■ **DOCUMENT SEGMENT**
• • •

Kherson International Airport (; ) is a civil and military airport serving the city of Kherson, Ukraine. It is located at Chornobaivka, in Kherson Oblast, on the north-west outskirts of the city of Kherson.

Airlines and destinations
As of 24 February 2022, all passenger flights at Kherson have been suspended indefinitely. The following airlines previously operated regular scheduled and charter flights at the airport.

Statistics

Kherson Air Base 

The base, also known as the Chornobaivka airfield, was home to the 11th Separate Army Aviation Regiment of the Ukrainian Army Aviation.

• • •

■ **WRITTEN EXERCISE 1**
Retype the stretch of the airport text from "Kherson International Airport" through "Ukrainian Army Aviation.".
■ **WRITTEN EXERCISE 2**
Put the stretch of the rows from the line containing "Patent image size: (1402, 315)." through the line containing "The receiver 15 is at (1050, 168)." into a JSON list of strings, one string per line, skipping blank lines.
The airport text and the rows are unrelated material.

• • •

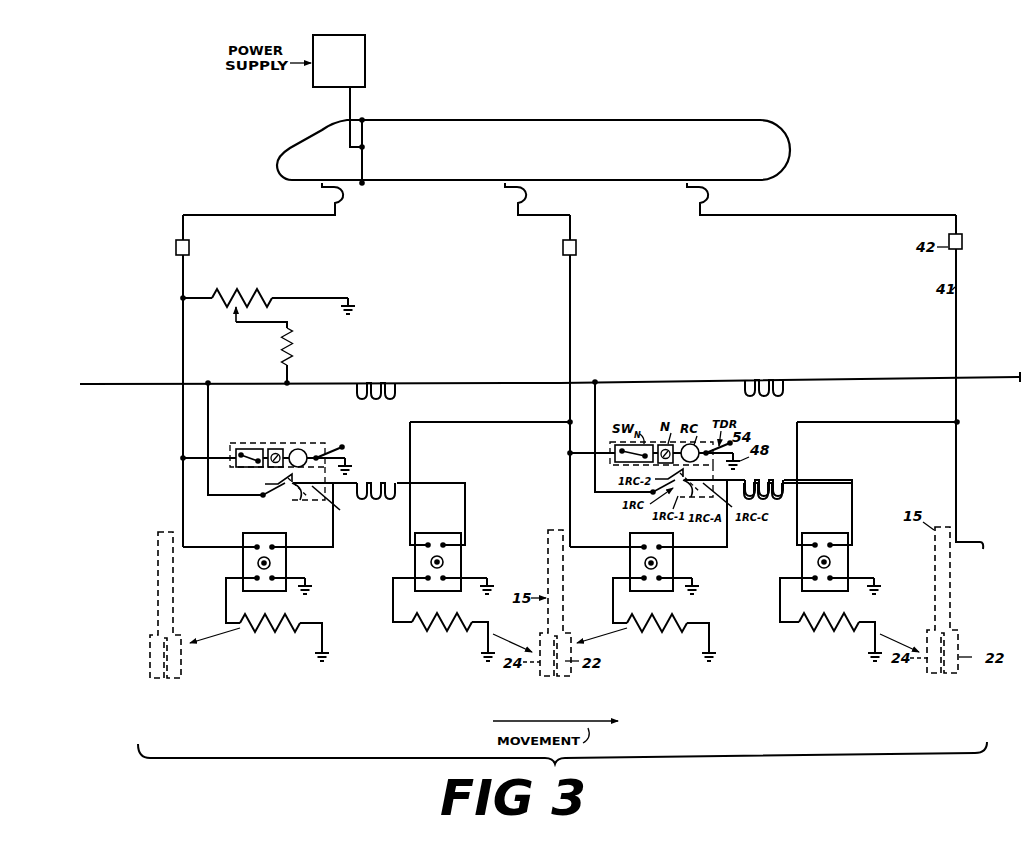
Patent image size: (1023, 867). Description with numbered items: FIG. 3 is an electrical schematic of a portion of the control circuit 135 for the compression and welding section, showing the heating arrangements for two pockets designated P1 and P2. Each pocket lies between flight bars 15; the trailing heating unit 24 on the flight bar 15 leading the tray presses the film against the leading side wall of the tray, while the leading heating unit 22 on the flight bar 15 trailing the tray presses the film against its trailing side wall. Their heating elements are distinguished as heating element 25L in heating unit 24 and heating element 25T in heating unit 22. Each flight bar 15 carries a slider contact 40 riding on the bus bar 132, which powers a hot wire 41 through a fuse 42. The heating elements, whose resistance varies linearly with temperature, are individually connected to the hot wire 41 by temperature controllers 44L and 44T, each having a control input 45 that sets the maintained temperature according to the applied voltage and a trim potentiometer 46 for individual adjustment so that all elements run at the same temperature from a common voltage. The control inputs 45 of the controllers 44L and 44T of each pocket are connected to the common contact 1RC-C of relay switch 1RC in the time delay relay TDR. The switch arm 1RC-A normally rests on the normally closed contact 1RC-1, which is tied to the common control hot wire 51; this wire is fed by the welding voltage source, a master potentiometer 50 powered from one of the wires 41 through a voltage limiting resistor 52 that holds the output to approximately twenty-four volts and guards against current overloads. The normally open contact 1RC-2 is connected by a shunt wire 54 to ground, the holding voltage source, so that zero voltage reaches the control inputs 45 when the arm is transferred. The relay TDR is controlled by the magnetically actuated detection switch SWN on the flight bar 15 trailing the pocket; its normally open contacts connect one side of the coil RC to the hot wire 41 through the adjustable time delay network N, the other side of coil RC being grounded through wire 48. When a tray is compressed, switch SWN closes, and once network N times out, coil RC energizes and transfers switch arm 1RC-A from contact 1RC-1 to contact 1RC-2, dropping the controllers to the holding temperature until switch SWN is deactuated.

The bus bar 132 is at (489, 119).
The control circuit 135 is at (941, 199).
The slider contact 40 is at (322, 194).
The fuse 42 is at (190, 246).
The hot wire 41 is at (181, 282).
The master potentiometer 50 is at (258, 292).
The voltage limiting resistor 52 is at (295, 349).
The common control hot wire 51 is at (312, 381).
The shunt wire 54 is at (337, 445).
The wire 48 is at (350, 462).
The control input 45 is at (274, 547).
The trim potentiometer 46 is at (258, 564).
The trailing temperature controller 44T is at (289, 564).
The leading temperature controller 44L is at (463, 562).
The trailing heating element 25T is at (253, 632).
The leading heating element 25L is at (448, 632).
The flight bar 15 is at (157, 566).
The trailing heating unit 24 is at (152, 646).
The leading heating unit 22 is at (182, 672).
The relay switch 1RC is at (283, 491).
The normally closed contact 1RC-1 is at (288, 499).
The normally open contact 1RC-2 is at (267, 485).
The switch arm 1RC-A is at (311, 504).
The common contact 1RC-C is at (344, 505).
The detection switch SWN is at (262, 449).
The time delay network N is at (279, 448).
The coil RC is at (309, 444).
The time delay relay TDR is at (329, 451).
The pocket P1 is at (352, 678).
The pocket P2 is at (768, 676).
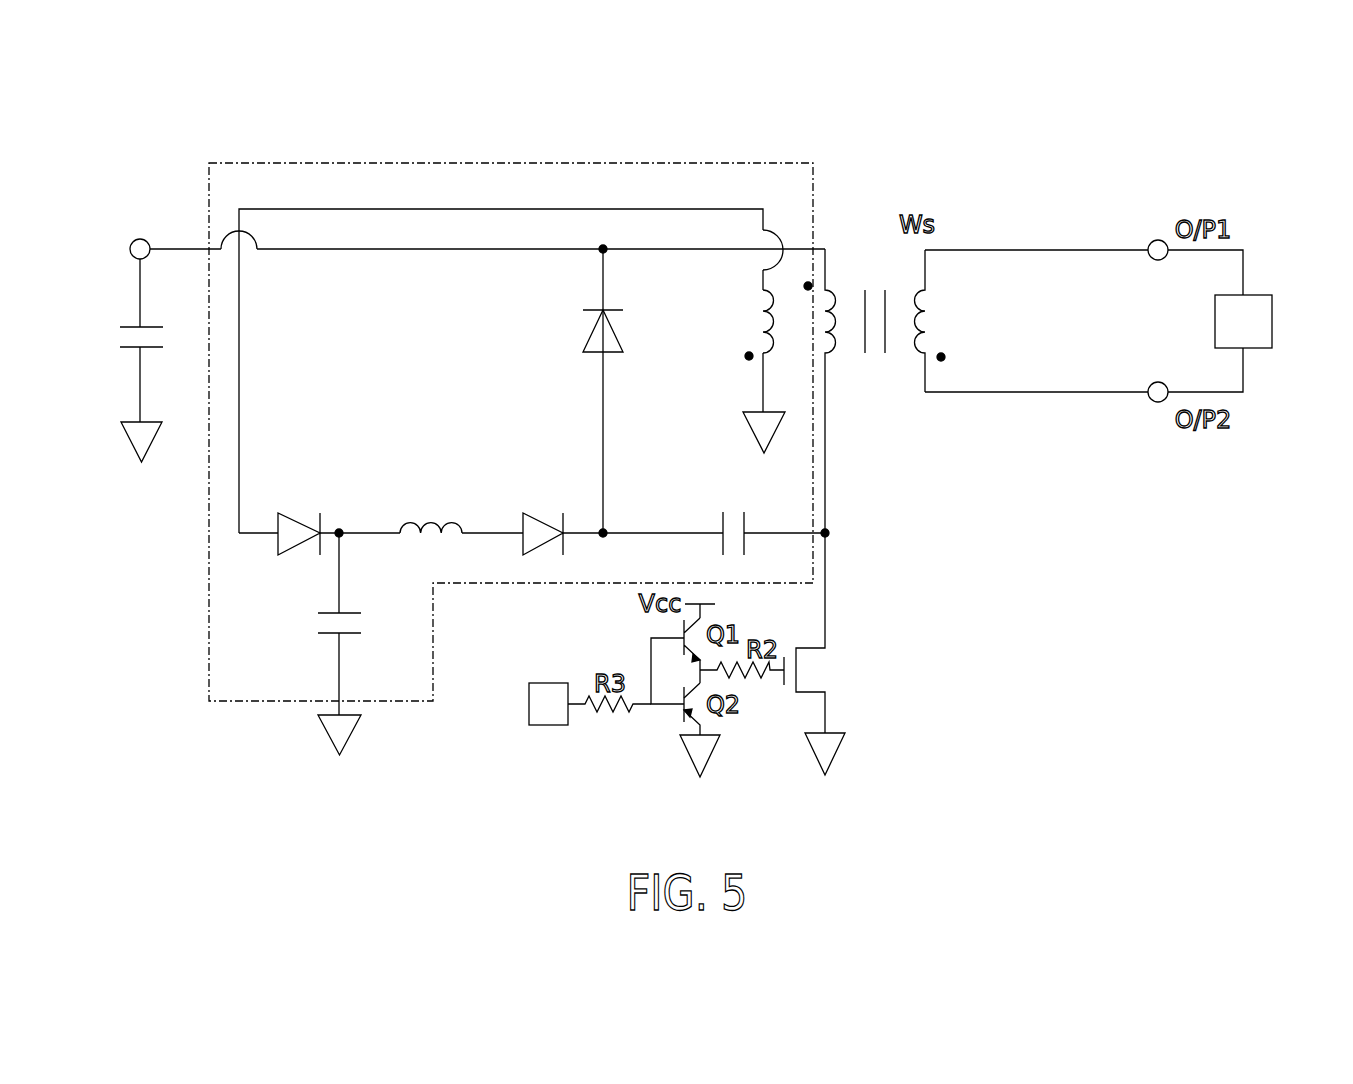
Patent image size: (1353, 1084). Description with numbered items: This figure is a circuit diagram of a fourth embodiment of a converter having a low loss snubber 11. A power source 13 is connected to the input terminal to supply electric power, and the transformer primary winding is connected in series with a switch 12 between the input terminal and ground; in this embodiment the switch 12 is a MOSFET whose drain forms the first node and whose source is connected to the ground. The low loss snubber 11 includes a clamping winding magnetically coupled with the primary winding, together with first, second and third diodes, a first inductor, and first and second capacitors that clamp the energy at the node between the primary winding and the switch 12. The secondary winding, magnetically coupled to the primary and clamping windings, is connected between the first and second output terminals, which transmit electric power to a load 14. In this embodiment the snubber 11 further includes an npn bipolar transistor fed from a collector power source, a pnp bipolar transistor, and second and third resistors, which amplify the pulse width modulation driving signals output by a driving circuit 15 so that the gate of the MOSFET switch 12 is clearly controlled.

The low loss snubber 11 is at (745, 163).
The switch 12 is at (838, 668).
The power source 13 is at (122, 321).
The load 14 is at (1272, 318).
The driving circuit 15 is at (545, 718).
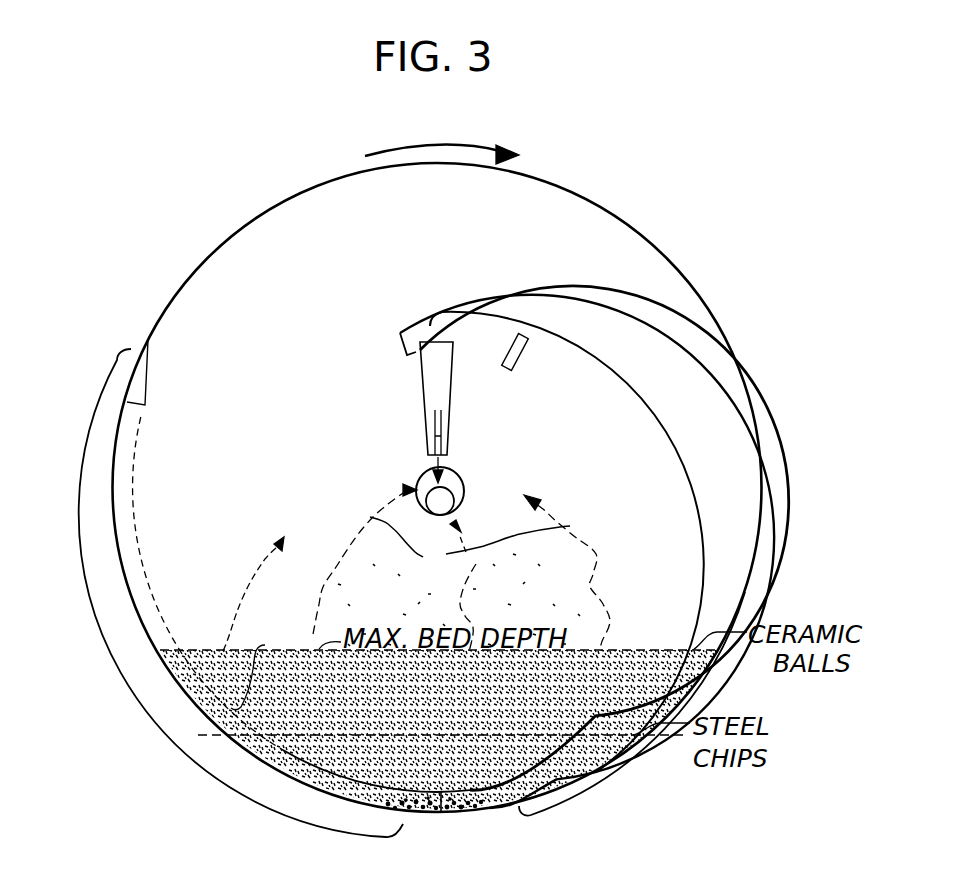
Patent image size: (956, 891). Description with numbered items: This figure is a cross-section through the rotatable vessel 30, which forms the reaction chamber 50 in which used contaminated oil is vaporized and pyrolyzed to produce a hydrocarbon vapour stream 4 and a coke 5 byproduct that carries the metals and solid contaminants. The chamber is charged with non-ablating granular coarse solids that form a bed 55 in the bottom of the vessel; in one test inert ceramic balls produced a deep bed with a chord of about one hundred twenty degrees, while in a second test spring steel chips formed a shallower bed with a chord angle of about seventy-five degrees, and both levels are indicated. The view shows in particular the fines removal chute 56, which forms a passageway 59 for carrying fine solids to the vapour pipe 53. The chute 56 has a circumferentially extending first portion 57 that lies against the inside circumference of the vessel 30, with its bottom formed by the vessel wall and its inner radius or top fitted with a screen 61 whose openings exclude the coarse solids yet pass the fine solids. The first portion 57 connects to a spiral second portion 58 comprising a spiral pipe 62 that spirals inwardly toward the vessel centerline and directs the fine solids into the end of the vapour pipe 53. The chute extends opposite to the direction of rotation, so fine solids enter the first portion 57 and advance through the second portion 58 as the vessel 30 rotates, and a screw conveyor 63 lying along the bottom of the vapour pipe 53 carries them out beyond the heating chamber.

The rotatable vessel 30 is at (675, 265).
The reaction chamber 50 is at (457, 269).
The first portion 57 is at (92, 620).
The chute 56 is at (409, 336).
The passageway 59 is at (643, 473).
The spiral pipe 62 is at (590, 408).
The second portion 58 is at (670, 434).
The coke 5 is at (449, 438).
The vapour pipe 53 is at (422, 475).
The screw conveyor 63 is at (464, 491).
The hydrocarbon vapour stream 4 is at (459, 581).
The bed 55 is at (553, 712).
The screen 61 is at (137, 520).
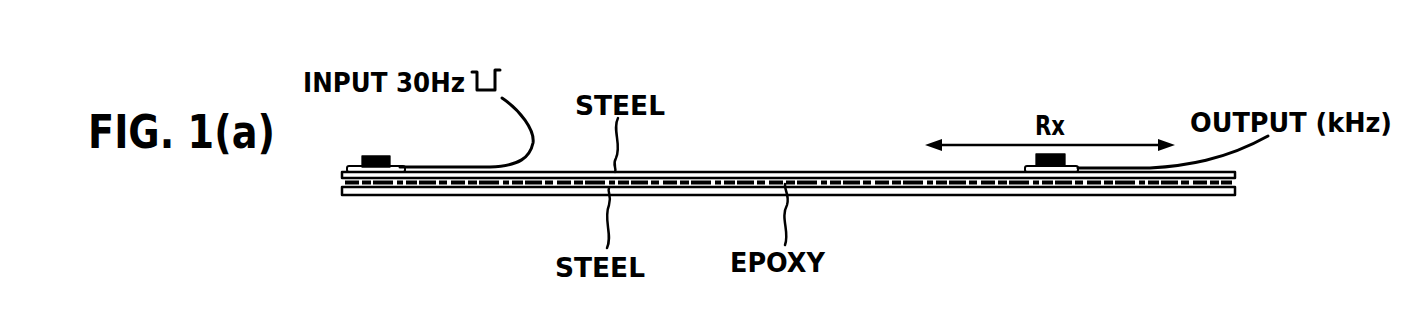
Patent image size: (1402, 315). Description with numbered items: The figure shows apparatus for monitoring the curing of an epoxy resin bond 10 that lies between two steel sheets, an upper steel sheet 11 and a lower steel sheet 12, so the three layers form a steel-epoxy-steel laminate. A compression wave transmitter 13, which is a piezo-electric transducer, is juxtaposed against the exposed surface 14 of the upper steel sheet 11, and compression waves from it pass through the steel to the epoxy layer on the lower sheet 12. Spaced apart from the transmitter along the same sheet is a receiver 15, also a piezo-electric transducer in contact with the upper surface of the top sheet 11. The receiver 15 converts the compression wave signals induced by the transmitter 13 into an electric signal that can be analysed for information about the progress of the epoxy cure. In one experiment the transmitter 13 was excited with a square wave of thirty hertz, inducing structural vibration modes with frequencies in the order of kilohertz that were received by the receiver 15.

The epoxy resin bond 10 is at (788, 202).
The upper steel sheet 11 is at (848, 176).
The lower steel sheet 12 is at (893, 195).
The compression wave transmitter 13 is at (363, 157).
The exposed surface 14 is at (703, 172).
The receiver 15 is at (1050, 168).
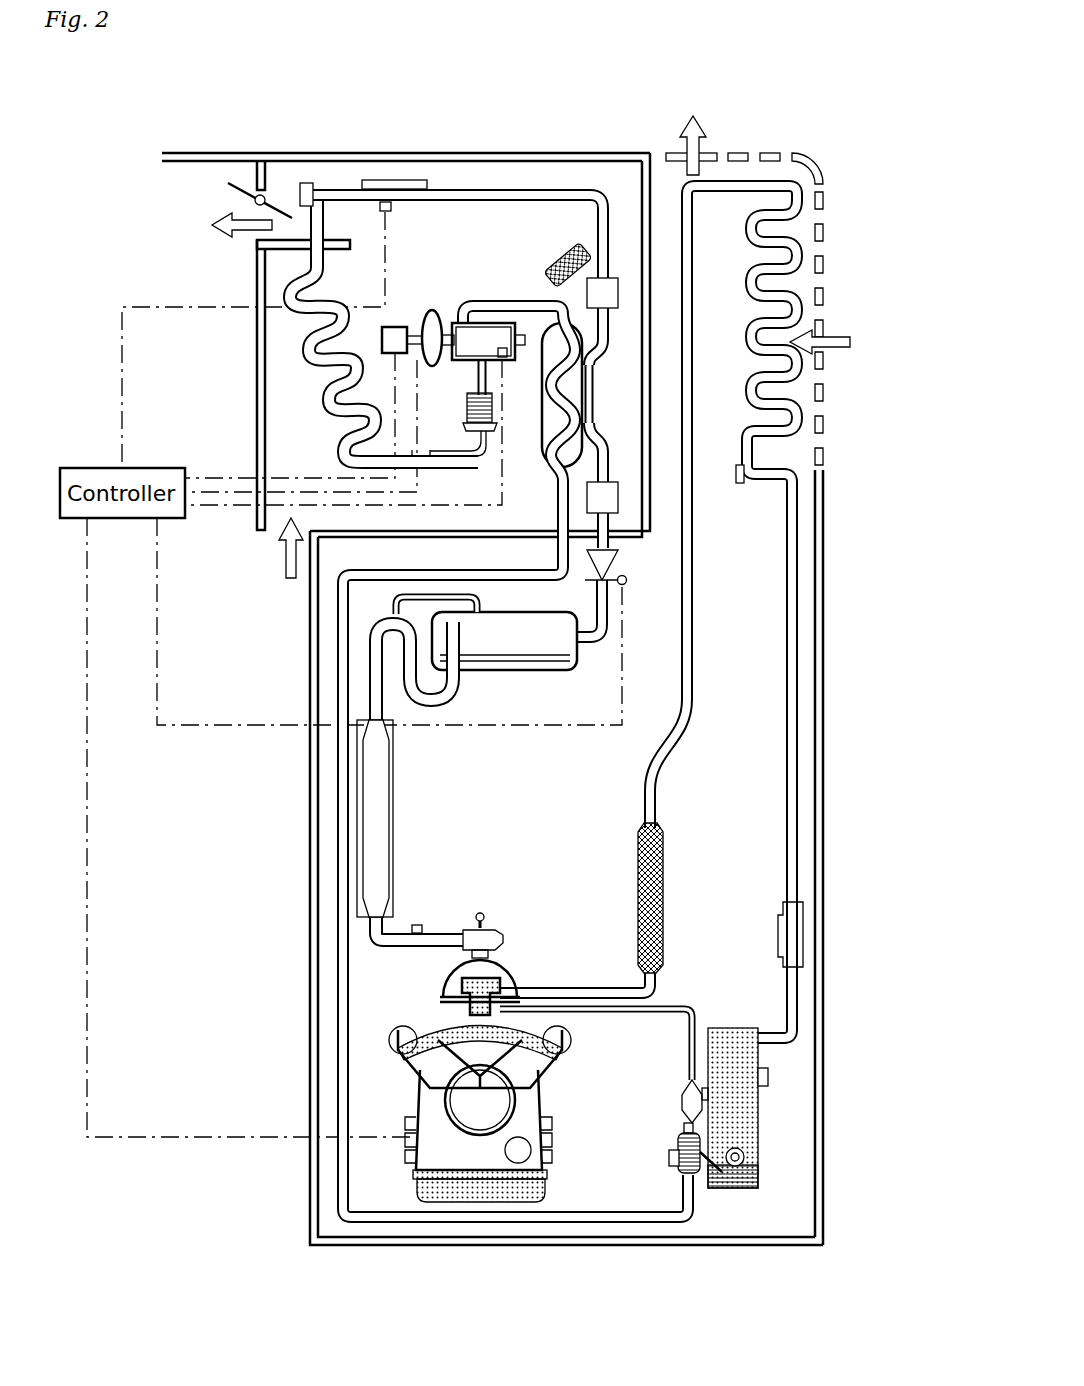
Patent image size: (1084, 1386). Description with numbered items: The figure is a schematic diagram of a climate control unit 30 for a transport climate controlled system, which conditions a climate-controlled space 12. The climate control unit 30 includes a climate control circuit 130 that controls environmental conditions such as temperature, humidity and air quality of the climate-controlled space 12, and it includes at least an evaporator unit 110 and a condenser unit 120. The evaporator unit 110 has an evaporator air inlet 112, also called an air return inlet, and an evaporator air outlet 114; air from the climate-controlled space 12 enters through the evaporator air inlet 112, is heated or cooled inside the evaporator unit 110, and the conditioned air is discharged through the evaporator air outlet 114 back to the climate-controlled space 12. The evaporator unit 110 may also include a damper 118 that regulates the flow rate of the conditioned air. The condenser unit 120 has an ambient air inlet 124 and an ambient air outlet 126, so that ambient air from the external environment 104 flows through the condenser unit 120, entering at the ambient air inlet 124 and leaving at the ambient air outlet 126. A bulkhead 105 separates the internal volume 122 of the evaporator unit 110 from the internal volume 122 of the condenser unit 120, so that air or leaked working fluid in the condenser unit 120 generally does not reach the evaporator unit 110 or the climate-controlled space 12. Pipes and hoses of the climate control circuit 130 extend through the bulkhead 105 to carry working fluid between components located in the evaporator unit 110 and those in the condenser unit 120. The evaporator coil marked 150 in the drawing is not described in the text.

• • •

■ **TASK OUTPUT 1**
Kherson International Airport (; ) is a civil and military airport serving the city of Kherson, Ukraine. It is located at Chornobaivka, in Kherson Oblast, on the north-west outskirts of the city of Kherson.

Airlines and destinations
As of 24 February 2022, all passenger flights at Kherson have been suspended indefinitely. The following airlines previously operated regular scheduled and charter flights at the airport.

Statistics

Kherson Air Base 

The base, also known as the Chornobaivka airfield, was home to the 11th Separate Army Aviation Regiment of the Ukrainian Army Aviation.

■ **TASK OUTPUT 2**
[
  "Patent image size: (1402, 315). Description with numbered items: The figure shows apparatus for monitoring the curing of an epoxy resin bond 10 that lies between two steel sheets, an upper steel sheet 11 and a lower steel sheet 12, so the three layers form a steel-epoxy-steel laminate. A compression wave transmitter 13, which is a piezo-electric transducer, is juxtaposed against the exposed surface 14 of the upper steel sheet 11, and compression waves from it pass through the steel to the epoxy layer on the lower sheet 12. Spaced apart from the transmitter along the same sheet is a receiver 15, also a piezo-electric transducer in contact with the upper surface of the top sheet 11. The receiver 15 converts the compression wave signals induced by the transmitter 13 into an electric signal that can be analysed for information about the progress of the epoxy cure. In one experiment the transmitter 13 was excited with a square wave of thirty hertz, inducing structural vibration modes with frequencies in the order of kilohertz that were received by the receiver 15.",
  "The epoxy resin bond 10 is at (788, 202).",
  "The upper steel sheet 11 is at (848, 176).",
  "The lower steel sheet 12 is at (893, 195).",
  "The compression wave transmitter 13 is at (363, 157).",
  "The exposed surface 14 is at (703, 172).",
  "The receiver 15 is at (1050, 168)."
]